## Required work
Below is a block of records. Copy every line in it that contains the word "لرفع".

-- START OF Task input --

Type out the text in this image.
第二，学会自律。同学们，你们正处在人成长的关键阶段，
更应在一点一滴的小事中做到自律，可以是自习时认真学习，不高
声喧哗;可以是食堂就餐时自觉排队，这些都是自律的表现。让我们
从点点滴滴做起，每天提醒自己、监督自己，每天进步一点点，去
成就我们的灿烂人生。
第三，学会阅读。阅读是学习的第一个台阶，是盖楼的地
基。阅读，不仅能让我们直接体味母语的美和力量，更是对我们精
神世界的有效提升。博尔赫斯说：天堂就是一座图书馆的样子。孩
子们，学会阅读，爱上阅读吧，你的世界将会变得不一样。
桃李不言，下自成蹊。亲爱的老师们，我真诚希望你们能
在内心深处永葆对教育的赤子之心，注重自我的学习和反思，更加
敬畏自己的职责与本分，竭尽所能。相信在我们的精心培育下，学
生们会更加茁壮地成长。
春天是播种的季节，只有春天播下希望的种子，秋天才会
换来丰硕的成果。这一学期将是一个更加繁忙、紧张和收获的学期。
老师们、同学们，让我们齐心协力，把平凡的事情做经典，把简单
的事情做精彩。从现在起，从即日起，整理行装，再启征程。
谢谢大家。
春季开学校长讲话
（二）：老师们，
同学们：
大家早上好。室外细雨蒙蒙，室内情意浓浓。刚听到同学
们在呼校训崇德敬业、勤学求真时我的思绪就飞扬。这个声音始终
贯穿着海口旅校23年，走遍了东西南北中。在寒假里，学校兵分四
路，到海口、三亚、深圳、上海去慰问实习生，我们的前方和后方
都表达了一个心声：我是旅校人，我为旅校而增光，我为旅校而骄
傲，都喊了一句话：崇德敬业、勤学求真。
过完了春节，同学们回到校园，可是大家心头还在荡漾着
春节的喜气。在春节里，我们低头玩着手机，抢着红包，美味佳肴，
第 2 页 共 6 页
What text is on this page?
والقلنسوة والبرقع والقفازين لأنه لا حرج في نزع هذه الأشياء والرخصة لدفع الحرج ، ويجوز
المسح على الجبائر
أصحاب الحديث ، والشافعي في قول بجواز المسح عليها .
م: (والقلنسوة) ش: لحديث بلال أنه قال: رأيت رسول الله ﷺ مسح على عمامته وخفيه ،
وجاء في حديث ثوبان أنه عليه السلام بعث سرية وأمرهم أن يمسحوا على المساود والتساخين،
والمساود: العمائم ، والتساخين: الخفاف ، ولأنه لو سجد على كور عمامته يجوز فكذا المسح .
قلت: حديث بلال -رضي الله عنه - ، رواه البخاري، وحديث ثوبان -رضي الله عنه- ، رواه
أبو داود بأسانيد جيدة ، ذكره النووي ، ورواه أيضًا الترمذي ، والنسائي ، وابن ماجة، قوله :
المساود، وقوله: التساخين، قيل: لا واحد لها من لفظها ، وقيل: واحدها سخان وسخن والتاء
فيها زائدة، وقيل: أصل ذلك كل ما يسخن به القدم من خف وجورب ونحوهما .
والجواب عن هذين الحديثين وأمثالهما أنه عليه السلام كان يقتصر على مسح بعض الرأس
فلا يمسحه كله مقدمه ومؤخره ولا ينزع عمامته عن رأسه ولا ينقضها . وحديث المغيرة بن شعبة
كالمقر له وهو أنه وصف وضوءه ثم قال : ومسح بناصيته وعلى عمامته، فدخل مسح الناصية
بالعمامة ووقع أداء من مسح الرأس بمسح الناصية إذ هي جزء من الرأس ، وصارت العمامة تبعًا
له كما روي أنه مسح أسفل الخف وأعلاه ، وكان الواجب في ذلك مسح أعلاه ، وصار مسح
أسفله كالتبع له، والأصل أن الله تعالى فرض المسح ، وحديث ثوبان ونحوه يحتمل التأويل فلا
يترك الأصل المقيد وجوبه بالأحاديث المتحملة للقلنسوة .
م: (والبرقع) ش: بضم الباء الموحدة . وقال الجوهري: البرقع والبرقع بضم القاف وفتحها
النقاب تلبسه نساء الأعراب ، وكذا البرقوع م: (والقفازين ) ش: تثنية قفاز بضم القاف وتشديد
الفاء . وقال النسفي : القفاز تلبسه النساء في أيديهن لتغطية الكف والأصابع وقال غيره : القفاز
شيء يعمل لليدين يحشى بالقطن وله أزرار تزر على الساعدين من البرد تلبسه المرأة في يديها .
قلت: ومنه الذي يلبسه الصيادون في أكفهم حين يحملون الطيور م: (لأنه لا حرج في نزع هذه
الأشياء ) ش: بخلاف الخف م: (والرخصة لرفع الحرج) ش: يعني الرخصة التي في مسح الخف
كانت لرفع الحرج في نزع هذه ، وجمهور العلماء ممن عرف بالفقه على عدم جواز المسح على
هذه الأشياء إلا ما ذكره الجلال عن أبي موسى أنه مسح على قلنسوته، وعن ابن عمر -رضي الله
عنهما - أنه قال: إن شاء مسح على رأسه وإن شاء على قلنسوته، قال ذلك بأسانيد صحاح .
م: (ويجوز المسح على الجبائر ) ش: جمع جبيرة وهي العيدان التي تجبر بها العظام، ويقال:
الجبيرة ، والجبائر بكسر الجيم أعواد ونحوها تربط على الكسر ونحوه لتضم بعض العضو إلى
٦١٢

-- END OF Task input --

## Final answer
الأشياء ) ش: بخلاف الخف م: (والرخصة لرفع الحرج) ش: يعني الرخصة التي في مسح الخف
كانت لرفع الحرج في نزع هذه ، وجمهور العلماء ممن عرف بالفقه على عدم جواز المسح على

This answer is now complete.